Data listing
━━━━━━━━━━━━━━━━━━━━━━━━━━━━━━

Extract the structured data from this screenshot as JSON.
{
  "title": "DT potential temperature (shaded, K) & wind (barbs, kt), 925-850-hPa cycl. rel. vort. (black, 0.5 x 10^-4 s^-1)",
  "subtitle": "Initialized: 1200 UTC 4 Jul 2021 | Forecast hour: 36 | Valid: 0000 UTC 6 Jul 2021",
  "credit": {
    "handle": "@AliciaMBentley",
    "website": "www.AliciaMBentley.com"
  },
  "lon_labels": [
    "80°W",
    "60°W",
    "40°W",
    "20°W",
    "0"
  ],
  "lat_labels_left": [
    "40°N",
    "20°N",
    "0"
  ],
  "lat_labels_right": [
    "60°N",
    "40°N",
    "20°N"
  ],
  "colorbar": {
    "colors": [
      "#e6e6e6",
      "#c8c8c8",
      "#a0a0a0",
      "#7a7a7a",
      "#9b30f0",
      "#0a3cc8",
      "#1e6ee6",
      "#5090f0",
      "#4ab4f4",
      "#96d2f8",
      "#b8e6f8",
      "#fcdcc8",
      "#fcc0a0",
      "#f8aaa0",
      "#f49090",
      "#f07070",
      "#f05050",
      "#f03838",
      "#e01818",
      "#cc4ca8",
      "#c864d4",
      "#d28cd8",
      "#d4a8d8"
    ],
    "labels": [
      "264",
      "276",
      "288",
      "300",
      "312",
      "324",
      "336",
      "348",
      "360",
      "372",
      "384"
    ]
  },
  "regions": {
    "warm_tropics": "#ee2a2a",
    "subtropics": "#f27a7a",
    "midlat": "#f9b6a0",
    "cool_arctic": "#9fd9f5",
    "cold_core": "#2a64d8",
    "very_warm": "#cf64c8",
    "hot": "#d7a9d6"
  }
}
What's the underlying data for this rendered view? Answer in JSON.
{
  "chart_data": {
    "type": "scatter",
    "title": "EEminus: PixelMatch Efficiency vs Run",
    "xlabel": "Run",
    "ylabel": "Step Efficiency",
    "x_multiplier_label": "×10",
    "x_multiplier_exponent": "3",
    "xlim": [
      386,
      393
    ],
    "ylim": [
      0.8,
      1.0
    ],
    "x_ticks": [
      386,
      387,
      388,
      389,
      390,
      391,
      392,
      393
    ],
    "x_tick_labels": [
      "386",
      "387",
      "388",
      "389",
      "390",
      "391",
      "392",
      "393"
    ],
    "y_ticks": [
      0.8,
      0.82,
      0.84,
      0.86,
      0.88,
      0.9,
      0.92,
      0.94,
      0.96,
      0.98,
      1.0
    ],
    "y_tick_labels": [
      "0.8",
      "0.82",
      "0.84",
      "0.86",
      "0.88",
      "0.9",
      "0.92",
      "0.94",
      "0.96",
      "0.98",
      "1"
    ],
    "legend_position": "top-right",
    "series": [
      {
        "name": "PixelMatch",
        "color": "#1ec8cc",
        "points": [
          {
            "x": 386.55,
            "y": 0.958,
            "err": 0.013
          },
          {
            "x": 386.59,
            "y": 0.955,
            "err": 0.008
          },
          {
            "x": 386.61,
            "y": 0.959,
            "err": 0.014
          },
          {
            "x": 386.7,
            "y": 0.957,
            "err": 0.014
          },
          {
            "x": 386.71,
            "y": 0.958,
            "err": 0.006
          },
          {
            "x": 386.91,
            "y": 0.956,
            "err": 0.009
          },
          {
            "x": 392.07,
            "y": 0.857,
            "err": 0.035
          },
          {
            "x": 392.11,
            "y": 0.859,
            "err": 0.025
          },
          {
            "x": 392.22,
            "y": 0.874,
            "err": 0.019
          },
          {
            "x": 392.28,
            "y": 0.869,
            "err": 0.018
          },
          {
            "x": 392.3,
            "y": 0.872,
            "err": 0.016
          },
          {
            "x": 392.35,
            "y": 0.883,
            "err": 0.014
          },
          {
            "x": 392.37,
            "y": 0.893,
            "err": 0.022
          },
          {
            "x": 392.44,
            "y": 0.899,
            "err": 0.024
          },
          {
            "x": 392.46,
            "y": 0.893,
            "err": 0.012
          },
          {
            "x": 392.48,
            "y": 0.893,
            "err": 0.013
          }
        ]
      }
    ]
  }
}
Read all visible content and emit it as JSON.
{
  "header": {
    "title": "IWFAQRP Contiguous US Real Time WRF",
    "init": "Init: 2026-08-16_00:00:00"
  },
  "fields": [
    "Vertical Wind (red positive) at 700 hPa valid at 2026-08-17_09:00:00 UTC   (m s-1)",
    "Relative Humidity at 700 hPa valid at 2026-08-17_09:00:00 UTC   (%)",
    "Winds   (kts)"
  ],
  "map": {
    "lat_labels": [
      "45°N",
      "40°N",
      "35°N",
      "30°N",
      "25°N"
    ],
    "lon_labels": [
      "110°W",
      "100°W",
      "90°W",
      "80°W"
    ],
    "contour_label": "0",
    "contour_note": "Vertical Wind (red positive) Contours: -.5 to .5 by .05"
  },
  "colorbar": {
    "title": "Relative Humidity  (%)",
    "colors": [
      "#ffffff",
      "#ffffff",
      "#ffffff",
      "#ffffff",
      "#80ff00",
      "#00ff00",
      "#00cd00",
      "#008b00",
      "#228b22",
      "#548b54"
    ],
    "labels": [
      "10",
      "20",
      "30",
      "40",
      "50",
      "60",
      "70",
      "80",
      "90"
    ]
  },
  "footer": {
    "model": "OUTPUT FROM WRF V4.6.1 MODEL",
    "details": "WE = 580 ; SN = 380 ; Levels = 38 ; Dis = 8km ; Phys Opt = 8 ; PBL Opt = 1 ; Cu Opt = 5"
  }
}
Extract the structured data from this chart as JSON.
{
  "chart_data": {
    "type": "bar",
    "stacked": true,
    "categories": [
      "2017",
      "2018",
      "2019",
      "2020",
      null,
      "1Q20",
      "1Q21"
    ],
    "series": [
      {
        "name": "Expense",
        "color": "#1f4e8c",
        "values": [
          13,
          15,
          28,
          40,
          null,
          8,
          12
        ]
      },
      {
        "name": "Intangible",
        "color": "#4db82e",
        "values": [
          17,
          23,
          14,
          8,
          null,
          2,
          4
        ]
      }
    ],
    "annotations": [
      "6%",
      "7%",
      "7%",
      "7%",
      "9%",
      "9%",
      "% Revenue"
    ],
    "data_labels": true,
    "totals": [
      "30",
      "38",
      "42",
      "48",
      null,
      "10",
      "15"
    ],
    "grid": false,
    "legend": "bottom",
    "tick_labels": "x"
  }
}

━━━━━━━━━━━━━━━━━━━━━━━━━━━━━━

▶ [What is needed] From the records above, extract every entry exactly as given.

▶ [Finished answer]
Extract the structured data from this screenshot as JSON.
{
  "title": "DT potential temperature (shaded, K) & wind (barbs, kt), 925-850-hPa cycl. rel. vort. (black, 0.5 x 10^-4 s^-1)",
  "subtitle": "Initialized: 1200 UTC 4 Jul 2021 | Forecast hour: 36 | Valid: 0000 UTC 6 Jul 2021",
  "credit": {
    "handle": "@AliciaMBentley",
    "website": "www.AliciaMBentley.com"
  },
  "lon_labels": [
    "80°W",
    "60°W",
    "40°W",
    "20°W",
    "0"
  ],
  "lat_labels_left": [
    "40°N",
    "20°N",
    "0"
  ],
  "lat_labels_right": [
    "60°N",
    "40°N",
    "20°N"
  ],
  "colorbar": {
    "colors": [
      "#e6e6e6",
      "#c8c8c8",
      "#a0a0a0",
      "#7a7a7a",
      "#9b30f0",
      "#0a3cc8",
      "#1e6ee6",
      "#5090f0",
      "#4ab4f4",
      "#96d2f8",
      "#b8e6f8",
      "#fcdcc8",
      "#fcc0a0",
      "#f8aaa0",
      "#f49090",
      "#f07070",
      "#f05050",
      "#f03838",
      "#e01818",
      "#cc4ca8",
      "#c864d4",
      "#d28cd8",
      "#d4a8d8"
    ],
    "labels": [
      "264",
      "276",
      "288",
      "300",
      "312",
      "324",
      "336",
      "348",
      "360",
      "372",
      "384"
    ]
  },
  "regions": {
    "warm_tropics": "#ee2a2a",
    "subtropics": "#f27a7a",
    "midlat": "#f9b6a0",
    "cool_arctic": "#9fd9f5",
    "cold_core": "#2a64d8",
    "very_warm": "#cf64c8",
    "hot": "#d7a9d6"
  }
}
What's the underlying data for this rendered view? Answer in JSON.
{
  "chart_data": {
    "type": "scatter",
    "title": "EEminus: PixelMatch Efficiency vs Run",
    "xlabel": "Run",
    "ylabel": "Step Efficiency",
    "x_multiplier_label": "×10",
    "x_multiplier_exponent": "3",
    "xlim": [
      386,
      393
    ],
    "ylim": [
      0.8,
      1.0
    ],
    "x_ticks": [
      386,
      387,
      388,
      389,
      390,
      391,
      392,
      393
    ],
    "x_tick_labels": [
      "386",
      "387",
      "388",
      "389",
      "390",
      "391",
      "392",
      "393"
    ],
    "y_ticks": [
      0.8,
      0.82,
      0.84,
      0.86,
      0.88,
      0.9,
      0.92,
      0.94,
      0.96,
      0.98,
      1.0
    ],
    "y_tick_labels": [
      "0.8",
      "0.82",
      "0.84",
      "0.86",
      "0.88",
      "0.9",
      "0.92",
      "0.94",
      "0.96",
      "0.98",
      "1"
    ],
    "legend_position": "top-right",
    "series": [
      {
        "name": "PixelMatch",
        "color": "#1ec8cc",
        "points": [
          {
            "x": 386.55,
            "y": 0.958,
            "err": 0.013
          },
          {
            "x": 386.59,
            "y": 0.955,
            "err": 0.008
          },
          {
            "x": 386.61,
            "y": 0.959,
            "err": 0.014
          },
          {
            "x": 386.7,
            "y": 0.957,
            "err": 0.014
          },
          {
            "x": 386.71,
            "y": 0.958,
            "err": 0.006
          },
          {
            "x": 386.91,
            "y": 0.956,
            "err": 0.009
          },
          {
            "x": 392.07,
            "y": 0.857,
            "err": 0.035
          },
          {
            "x": 392.11,
            "y": 0.859,
            "err": 0.025
          },
          {
            "x": 392.22,
            "y": 0.874,
            "err": 0.019
          },
          {
            "x": 392.28,
            "y": 0.869,
            "err": 0.018
          },
          {
            "x": 392.3,
            "y": 0.872,
            "err": 0.016
          },
          {
            "x": 392.35,
            "y": 0.883,
            "err": 0.014
          },
          {
            "x": 392.37,
            "y": 0.893,
            "err": 0.022
          },
          {
            "x": 392.44,
            "y": 0.899,
            "err": 0.024
          },
          {
            "x": 392.46,
            "y": 0.893,
            "err": 0.012
          },
          {
            "x": 392.48,
            "y": 0.893,
            "err": 0.013
          }
        ]
      }
    ]
  }
}
Read all visible content and emit it as JSON.
{
  "header": {
    "title": "IWFAQRP Contiguous US Real Time WRF",
    "init": "Init: 2026-08-16_00:00:00"
  },
  "fields": [
    "Vertical Wind (red positive) at 700 hPa valid at 2026-08-17_09:00:00 UTC   (m s-1)",
    "Relative Humidity at 700 hPa valid at 2026-08-17_09:00:00 UTC   (%)",
    "Winds   (kts)"
  ],
  "map": {
    "lat_labels": [
      "45°N",
      "40°N",
      "35°N",
      "30°N",
      "25°N"
    ],
    "lon_labels": [
      "110°W",
      "100°W",
      "90°W",
      "80°W"
    ],
    "contour_label": "0",
    "contour_note": "Vertical Wind (red positive) Contours: -.5 to .5 by .05"
  },
  "colorbar": {
    "title": "Relative Humidity  (%)",
    "colors": [
      "#ffffff",
      "#ffffff",
      "#ffffff",
      "#ffffff",
      "#80ff00",
      "#00ff00",
      "#00cd00",
      "#008b00",
      "#228b22",
      "#548b54"
    ],
    "labels": [
      "10",
      "20",
      "30",
      "40",
      "50",
      "60",
      "70",
      "80",
      "90"
    ]
  },
  "footer": {
    "model": "OUTPUT FROM WRF V4.6.1 MODEL",
    "details": "WE = 580 ; SN = 380 ; Levels = 38 ; Dis = 8km ; Phys Opt = 8 ; PBL Opt = 1 ; Cu Opt = 5"
  }
}
Extract the structured data from this chart as JSON.
{
  "chart_data": {
    "type": "bar",
    "stacked": true,
    "categories": [
      "2017",
      "2018",
      "2019",
      "2020",
      null,
      "1Q20",
      "1Q21"
    ],
    "series": [
      {
        "name": "Expense",
        "color": "#1f4e8c",
        "values": [
          13,
          15,
          28,
          40,
          null,
          8,
          12
        ]
      },
      {
        "name": "Intangible",
        "color": "#4db82e",
        "values": [
          17,
          23,
          14,
          8,
          null,
          2,
          4
        ]
      }
    ],
    "annotations": [
      "6%",
      "7%",
      "7%",
      "7%",
      "9%",
      "9%",
      "% Revenue"
    ],
    "data_labels": true,
    "totals": [
      "30",
      "38",
      "42",
      "48",
      null,
      "10",
      "15"
    ],
    "grid": false,
    "legend": "bottom",
    "tick_labels": "x"
  }
}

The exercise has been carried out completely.